TO BE DONE: Starting at the line with "Type out the text in this image.", transcribe each line through the final one, both included, and add nothing.

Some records

_ _ _ _ _

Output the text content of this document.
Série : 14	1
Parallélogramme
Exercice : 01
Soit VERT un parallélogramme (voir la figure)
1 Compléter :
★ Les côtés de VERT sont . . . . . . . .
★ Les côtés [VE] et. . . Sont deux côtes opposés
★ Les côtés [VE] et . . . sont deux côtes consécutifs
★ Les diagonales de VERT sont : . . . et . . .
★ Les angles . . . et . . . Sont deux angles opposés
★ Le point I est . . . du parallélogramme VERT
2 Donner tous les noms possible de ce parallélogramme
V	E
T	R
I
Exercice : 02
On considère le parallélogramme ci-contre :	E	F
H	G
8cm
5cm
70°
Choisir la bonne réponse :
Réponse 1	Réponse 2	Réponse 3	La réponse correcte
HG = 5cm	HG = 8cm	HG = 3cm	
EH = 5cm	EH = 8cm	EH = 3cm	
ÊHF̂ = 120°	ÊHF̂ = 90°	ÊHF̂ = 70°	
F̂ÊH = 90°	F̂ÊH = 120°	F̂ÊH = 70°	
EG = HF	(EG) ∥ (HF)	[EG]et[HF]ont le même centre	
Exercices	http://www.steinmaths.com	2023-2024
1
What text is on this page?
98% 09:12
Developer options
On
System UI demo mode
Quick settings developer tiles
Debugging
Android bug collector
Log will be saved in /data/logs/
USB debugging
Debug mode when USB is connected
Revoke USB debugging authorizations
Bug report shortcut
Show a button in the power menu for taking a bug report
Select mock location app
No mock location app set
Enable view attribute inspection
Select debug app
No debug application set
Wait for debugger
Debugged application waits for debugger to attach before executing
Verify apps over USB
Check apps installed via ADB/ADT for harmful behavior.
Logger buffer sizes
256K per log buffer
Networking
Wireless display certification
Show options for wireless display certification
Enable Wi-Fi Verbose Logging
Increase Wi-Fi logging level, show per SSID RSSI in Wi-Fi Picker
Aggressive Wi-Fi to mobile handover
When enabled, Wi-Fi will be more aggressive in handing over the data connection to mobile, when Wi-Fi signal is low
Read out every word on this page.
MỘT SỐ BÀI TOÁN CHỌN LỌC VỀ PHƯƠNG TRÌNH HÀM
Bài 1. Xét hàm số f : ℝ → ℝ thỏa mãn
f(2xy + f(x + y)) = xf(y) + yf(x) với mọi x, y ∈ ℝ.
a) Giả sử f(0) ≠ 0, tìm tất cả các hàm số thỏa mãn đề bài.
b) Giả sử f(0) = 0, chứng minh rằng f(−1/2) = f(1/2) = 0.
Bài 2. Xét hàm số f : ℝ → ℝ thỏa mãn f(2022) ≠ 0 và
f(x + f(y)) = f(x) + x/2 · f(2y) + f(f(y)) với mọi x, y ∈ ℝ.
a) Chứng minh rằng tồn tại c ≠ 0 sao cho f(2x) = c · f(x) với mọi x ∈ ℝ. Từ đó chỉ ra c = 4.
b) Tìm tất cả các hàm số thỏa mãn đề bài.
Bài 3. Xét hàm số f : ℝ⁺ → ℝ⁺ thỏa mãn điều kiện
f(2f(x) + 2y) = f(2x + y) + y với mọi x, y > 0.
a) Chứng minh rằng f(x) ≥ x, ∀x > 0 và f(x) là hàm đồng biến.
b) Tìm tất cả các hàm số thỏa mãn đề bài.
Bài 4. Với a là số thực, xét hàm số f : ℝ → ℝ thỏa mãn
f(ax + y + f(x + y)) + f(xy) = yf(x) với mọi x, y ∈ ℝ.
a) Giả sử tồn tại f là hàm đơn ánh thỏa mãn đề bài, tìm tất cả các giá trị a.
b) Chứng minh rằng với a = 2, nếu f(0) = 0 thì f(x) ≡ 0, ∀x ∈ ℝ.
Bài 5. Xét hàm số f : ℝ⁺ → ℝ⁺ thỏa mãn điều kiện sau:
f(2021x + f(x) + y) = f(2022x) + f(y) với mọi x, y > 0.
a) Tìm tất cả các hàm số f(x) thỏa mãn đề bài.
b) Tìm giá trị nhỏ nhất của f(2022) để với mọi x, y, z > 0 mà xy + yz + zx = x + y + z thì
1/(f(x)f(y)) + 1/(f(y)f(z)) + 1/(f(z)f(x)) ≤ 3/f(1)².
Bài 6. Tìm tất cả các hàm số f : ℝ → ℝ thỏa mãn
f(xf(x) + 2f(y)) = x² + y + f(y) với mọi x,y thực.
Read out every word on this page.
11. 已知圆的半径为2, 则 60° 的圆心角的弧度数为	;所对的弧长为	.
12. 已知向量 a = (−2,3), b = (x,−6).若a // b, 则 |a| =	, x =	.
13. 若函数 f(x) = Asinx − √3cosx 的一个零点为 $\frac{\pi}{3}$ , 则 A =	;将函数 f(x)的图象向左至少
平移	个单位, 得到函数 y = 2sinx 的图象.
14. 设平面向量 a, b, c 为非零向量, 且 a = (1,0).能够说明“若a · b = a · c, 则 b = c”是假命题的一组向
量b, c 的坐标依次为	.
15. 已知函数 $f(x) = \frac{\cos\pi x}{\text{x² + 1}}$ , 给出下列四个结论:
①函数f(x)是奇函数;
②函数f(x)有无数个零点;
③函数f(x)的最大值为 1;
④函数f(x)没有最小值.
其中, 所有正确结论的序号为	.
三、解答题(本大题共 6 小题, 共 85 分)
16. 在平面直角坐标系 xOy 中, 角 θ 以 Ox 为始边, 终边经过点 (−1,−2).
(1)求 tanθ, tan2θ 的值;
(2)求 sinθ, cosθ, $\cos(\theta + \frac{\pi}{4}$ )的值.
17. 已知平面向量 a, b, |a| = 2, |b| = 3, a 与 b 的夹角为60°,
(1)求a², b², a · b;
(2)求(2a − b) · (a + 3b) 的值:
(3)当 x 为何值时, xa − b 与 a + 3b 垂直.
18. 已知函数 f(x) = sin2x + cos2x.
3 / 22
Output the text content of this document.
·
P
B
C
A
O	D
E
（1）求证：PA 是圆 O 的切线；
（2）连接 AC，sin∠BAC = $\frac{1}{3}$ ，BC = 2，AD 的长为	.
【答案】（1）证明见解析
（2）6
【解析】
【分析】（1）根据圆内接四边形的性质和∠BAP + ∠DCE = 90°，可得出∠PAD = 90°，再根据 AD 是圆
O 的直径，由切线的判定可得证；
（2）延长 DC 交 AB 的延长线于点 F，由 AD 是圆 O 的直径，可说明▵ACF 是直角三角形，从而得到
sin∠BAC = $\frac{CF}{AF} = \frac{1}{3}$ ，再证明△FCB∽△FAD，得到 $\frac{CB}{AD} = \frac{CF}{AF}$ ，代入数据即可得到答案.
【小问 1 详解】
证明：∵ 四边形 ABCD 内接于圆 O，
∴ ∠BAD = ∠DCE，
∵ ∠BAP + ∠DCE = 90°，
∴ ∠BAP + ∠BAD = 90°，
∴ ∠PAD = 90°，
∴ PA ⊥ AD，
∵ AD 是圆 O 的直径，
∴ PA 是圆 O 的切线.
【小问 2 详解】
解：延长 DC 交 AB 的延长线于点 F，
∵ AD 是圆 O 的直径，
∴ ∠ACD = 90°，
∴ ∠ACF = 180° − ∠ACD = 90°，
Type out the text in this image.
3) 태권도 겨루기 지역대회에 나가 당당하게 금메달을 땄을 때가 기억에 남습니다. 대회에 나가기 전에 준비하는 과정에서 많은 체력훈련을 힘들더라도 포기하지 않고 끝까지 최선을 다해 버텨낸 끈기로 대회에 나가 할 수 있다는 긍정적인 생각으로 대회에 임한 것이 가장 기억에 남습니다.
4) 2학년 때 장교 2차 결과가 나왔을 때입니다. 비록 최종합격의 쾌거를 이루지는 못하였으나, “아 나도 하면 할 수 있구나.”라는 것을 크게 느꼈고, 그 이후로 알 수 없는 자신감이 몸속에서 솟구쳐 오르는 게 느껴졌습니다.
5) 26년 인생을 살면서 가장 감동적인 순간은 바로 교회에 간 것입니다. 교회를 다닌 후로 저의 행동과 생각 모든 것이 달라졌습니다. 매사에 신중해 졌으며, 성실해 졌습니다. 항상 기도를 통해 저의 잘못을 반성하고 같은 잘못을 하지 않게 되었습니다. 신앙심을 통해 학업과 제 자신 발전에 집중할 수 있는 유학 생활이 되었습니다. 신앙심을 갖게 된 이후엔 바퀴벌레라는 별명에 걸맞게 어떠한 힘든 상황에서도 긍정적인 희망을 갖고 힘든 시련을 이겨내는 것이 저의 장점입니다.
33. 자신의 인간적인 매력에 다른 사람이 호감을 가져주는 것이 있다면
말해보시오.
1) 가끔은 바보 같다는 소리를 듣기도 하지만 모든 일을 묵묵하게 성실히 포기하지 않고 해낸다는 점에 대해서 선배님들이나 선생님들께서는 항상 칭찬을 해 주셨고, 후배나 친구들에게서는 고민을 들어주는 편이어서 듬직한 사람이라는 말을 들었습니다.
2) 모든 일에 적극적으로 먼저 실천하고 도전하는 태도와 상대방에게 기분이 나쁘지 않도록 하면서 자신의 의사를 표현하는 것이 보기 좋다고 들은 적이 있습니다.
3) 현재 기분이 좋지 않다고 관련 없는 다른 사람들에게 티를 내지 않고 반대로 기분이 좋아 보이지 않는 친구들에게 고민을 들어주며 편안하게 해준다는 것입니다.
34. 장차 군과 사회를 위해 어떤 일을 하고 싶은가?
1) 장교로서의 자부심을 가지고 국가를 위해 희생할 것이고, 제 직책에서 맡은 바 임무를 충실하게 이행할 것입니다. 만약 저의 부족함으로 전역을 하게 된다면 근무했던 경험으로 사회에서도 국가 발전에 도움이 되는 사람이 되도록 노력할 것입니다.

_ _ _ _ _

WRITTEN RESPONSE:
Type out the text in this image.
3) 태권도 겨루기 지역대회에 나가 당당하게 금메달을 땄을 때가 기억에 남습니다. 대회에 나가기 전에 준비하는 과정에서 많은 체력훈련을 힘들더라도 포기하지 않고 끝까지 최선을 다해 버텨낸 끈기로 대회에 나가 할 수 있다는 긍정적인 생각으로 대회에 임한 것이 가장 기억에 남습니다.
4) 2학년 때 장교 2차 결과가 나왔을 때입니다. 비록 최종합격의 쾌거를 이루지는 못하였으나, “아 나도 하면 할 수 있구나.”라는 것을 크게 느꼈고, 그 이후로 알 수 없는 자신감이 몸속에서 솟구쳐 오르는 게 느껴졌습니다.
5) 26년 인생을 살면서 가장 감동적인 순간은 바로 교회에 간 것입니다. 교회를 다닌 후로 저의 행동과 생각 모든 것이 달라졌습니다. 매사에 신중해 졌으며, 성실해 졌습니다. 항상 기도를 통해 저의 잘못을 반성하고 같은 잘못을 하지 않게 되었습니다. 신앙심을 통해 학업과 제 자신 발전에 집중할 수 있는 유학 생활이 되었습니다. 신앙심을 갖게 된 이후엔 바퀴벌레라는 별명에 걸맞게 어떠한 힘든 상황에서도 긍정적인 희망을 갖고 힘든 시련을 이겨내는 것이 저의 장점입니다.
33. 자신의 인간적인 매력에 다른 사람이 호감을 가져주는 것이 있다면
말해보시오.
1) 가끔은 바보 같다는 소리를 듣기도 하지만 모든 일을 묵묵하게 성실히 포기하지 않고 해낸다는 점에 대해서 선배님들이나 선생님들께서는 항상 칭찬을 해 주셨고, 후배나 친구들에게서는 고민을 들어주는 편이어서 듬직한 사람이라는 말을 들었습니다.
2) 모든 일에 적극적으로 먼저 실천하고 도전하는 태도와 상대방에게 기분이 나쁘지 않도록 하면서 자신의 의사를 표현하는 것이 보기 좋다고 들은 적이 있습니다.
3) 현재 기분이 좋지 않다고 관련 없는 다른 사람들에게 티를 내지 않고 반대로 기분이 좋아 보이지 않는 친구들에게 고민을 들어주며 편안하게 해준다는 것입니다.
34. 장차 군과 사회를 위해 어떤 일을 하고 싶은가?
1) 장교로서의 자부심을 가지고 국가를 위해 희생할 것이고, 제 직책에서 맡은 바 임무를 충실하게 이행할 것입니다. 만약 저의 부족함으로 전역을 하게 된다면 근무했던 경험으로 사회에서도 국가 발전에 도움이 되는 사람이 되도록 노력할 것입니다.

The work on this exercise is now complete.